Determine how many lines contain the string "Interception". Reply with that figure and nothing else.

[Saved data entries]
>>>>

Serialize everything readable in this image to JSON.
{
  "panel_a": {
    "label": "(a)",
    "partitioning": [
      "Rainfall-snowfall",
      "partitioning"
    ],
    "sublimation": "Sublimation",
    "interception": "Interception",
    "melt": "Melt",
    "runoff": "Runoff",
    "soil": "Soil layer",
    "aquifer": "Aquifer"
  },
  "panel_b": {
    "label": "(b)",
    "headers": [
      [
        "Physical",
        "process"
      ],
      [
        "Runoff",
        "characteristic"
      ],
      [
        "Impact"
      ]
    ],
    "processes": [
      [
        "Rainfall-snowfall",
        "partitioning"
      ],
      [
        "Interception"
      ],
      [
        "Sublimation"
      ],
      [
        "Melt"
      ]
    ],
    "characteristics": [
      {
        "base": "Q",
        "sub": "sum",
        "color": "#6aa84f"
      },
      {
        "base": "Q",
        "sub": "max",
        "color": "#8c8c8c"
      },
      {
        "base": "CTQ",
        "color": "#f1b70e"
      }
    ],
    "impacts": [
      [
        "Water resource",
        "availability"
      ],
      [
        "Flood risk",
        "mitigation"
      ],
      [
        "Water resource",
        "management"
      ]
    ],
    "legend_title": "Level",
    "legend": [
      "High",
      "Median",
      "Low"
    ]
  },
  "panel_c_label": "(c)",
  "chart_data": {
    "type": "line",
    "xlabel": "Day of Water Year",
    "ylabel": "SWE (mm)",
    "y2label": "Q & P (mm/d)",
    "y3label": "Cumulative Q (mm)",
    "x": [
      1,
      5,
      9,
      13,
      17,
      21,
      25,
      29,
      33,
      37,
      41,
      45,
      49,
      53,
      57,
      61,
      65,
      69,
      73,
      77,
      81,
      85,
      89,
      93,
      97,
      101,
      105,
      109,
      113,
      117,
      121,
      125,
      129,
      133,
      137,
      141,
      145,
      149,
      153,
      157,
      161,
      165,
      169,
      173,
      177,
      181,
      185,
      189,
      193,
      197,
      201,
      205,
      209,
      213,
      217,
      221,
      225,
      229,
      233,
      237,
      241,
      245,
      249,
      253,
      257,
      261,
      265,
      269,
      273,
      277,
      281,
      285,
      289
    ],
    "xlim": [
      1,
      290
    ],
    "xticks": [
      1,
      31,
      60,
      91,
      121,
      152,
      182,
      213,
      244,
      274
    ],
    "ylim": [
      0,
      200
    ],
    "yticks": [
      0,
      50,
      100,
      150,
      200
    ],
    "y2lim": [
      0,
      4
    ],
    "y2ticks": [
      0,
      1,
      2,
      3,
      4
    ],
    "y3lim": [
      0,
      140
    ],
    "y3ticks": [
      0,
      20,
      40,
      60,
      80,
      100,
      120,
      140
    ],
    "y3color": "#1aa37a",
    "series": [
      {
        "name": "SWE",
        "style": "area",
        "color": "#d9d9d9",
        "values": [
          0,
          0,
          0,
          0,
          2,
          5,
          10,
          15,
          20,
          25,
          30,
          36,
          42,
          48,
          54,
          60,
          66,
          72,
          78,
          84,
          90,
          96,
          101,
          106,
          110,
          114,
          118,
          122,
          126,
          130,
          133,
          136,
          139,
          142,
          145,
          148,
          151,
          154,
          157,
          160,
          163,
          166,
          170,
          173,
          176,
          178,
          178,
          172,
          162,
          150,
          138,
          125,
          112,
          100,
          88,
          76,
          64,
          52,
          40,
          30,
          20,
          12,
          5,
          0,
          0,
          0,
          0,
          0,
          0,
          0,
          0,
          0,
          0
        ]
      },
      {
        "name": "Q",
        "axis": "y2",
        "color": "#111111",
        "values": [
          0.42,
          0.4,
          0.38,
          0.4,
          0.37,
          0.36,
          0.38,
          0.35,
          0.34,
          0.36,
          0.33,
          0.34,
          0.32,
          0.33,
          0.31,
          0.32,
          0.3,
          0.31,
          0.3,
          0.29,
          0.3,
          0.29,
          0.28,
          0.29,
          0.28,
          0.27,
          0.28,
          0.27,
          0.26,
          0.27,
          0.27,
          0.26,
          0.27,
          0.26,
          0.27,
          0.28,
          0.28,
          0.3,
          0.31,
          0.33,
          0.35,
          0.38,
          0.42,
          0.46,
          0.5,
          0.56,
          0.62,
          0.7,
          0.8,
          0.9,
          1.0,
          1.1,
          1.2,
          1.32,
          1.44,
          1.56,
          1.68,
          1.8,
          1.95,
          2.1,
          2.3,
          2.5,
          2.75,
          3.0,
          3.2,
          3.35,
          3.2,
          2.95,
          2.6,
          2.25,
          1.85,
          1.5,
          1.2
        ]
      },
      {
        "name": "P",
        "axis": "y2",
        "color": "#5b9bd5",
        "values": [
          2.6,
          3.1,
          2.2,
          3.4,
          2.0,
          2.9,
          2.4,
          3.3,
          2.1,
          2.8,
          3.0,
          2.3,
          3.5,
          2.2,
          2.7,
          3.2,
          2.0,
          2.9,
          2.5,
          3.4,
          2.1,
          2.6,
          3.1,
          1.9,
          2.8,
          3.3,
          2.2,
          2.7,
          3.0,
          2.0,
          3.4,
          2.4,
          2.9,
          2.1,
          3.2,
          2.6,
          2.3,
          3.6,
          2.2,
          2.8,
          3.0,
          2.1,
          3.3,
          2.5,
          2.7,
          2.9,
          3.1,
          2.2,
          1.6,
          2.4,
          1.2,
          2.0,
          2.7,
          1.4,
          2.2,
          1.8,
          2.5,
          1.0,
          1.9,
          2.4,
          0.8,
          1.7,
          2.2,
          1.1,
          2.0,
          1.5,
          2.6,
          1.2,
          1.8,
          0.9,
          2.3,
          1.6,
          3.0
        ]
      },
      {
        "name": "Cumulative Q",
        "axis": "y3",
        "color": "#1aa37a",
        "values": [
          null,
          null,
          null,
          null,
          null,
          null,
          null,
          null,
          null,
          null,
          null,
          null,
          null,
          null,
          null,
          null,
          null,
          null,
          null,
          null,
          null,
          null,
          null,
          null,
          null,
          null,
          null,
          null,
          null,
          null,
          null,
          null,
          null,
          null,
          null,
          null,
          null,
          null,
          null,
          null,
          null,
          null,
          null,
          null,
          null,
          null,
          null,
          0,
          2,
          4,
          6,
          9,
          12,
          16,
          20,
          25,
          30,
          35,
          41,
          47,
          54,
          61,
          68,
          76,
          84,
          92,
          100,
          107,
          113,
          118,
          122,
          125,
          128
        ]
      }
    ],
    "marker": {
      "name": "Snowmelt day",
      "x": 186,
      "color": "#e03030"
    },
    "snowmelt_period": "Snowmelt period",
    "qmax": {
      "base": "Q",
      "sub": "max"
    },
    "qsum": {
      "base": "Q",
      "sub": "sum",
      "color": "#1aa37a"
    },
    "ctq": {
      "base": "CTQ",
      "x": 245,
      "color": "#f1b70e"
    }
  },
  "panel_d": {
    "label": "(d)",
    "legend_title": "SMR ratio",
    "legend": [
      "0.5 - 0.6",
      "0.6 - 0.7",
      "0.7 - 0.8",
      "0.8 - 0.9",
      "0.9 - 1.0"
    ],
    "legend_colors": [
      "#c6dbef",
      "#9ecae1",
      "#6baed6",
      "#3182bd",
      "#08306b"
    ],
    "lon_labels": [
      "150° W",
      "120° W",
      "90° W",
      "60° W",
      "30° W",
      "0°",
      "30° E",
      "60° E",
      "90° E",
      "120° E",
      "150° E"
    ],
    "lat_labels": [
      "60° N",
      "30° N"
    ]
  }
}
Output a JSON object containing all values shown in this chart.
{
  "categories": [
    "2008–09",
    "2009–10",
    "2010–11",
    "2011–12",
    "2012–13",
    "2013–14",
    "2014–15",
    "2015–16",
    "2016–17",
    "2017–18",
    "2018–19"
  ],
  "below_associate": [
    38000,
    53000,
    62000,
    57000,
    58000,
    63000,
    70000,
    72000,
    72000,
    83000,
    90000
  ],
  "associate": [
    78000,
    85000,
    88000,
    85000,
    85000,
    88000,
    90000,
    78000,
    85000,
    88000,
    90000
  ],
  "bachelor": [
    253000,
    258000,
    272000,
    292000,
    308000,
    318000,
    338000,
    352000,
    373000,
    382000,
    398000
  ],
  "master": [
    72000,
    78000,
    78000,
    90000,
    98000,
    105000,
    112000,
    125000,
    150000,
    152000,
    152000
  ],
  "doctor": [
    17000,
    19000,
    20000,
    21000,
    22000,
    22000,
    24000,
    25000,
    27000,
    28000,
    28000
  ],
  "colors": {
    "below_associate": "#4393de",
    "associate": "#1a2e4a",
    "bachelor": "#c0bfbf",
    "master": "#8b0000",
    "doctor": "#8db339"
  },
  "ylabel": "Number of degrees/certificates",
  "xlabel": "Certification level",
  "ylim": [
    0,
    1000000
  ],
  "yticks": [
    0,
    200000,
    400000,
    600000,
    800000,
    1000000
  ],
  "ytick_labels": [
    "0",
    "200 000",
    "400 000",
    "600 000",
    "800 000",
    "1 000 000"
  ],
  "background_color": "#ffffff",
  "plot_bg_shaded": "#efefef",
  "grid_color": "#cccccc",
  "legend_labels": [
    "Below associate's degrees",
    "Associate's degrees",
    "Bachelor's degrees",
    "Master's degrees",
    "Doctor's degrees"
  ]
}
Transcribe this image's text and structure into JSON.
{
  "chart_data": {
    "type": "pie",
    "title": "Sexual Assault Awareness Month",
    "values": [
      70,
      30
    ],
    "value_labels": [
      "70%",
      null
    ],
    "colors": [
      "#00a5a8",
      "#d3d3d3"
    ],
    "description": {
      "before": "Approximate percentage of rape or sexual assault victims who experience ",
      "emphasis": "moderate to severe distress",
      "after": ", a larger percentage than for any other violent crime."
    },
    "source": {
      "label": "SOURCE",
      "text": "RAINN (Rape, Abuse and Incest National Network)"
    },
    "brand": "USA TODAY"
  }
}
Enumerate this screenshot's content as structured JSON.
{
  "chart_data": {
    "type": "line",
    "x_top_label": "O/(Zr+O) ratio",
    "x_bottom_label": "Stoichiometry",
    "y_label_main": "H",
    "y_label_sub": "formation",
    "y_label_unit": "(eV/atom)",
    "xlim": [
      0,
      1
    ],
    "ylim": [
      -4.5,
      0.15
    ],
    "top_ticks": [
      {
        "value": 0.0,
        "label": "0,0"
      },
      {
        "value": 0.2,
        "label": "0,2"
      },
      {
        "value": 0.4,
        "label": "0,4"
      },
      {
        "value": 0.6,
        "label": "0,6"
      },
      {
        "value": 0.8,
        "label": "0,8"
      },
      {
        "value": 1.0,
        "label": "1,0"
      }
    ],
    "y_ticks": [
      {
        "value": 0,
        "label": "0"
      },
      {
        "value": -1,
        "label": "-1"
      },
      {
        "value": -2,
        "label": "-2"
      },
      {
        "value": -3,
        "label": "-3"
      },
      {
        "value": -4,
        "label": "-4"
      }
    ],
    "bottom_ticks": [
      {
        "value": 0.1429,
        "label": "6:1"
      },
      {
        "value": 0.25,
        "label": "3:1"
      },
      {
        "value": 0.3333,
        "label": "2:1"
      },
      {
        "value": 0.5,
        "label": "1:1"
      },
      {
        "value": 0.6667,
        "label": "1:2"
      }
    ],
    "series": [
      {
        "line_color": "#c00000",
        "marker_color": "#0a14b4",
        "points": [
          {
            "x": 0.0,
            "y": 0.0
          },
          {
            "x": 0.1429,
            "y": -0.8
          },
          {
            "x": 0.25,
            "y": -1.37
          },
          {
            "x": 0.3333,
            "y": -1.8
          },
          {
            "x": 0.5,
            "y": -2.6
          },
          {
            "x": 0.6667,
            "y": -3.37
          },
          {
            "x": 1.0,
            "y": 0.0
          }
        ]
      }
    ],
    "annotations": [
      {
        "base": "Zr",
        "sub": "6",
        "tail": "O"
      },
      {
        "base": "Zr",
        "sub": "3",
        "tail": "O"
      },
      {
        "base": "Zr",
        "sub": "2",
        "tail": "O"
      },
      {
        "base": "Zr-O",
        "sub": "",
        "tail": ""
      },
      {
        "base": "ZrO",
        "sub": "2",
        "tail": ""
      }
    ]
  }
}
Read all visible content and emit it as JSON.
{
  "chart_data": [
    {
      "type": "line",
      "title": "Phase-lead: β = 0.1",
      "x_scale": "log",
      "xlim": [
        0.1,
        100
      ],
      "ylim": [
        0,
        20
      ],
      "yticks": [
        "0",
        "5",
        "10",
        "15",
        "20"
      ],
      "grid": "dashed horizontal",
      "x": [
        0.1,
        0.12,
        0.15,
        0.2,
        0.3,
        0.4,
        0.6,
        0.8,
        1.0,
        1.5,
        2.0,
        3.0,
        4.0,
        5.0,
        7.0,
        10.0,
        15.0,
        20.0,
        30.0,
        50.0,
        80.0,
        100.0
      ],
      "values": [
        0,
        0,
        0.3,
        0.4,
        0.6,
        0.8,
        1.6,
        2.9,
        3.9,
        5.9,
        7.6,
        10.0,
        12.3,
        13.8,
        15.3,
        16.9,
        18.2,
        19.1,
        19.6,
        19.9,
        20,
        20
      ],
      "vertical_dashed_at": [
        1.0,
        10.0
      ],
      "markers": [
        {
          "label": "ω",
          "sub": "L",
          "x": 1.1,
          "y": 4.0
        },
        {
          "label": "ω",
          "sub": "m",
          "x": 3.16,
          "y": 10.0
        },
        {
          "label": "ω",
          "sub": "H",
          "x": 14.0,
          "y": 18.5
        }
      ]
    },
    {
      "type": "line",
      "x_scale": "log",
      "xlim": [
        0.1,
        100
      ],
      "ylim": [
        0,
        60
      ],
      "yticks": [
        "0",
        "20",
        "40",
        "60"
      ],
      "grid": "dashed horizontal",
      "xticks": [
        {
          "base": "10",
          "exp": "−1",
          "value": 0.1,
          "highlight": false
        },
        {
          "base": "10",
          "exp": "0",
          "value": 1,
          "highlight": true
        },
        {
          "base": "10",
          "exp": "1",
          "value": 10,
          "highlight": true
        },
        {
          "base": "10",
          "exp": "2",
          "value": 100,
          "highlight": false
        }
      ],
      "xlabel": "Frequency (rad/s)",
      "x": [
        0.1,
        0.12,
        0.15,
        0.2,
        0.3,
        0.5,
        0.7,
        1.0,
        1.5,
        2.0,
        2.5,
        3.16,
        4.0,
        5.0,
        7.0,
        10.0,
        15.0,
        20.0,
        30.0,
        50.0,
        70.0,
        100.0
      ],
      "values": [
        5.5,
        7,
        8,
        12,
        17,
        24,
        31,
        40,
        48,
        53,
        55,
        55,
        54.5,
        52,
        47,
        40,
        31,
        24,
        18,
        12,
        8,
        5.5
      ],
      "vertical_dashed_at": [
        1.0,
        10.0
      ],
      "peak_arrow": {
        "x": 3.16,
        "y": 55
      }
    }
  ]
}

<<<<

*OUTPUT FOR THIS TASK*.
2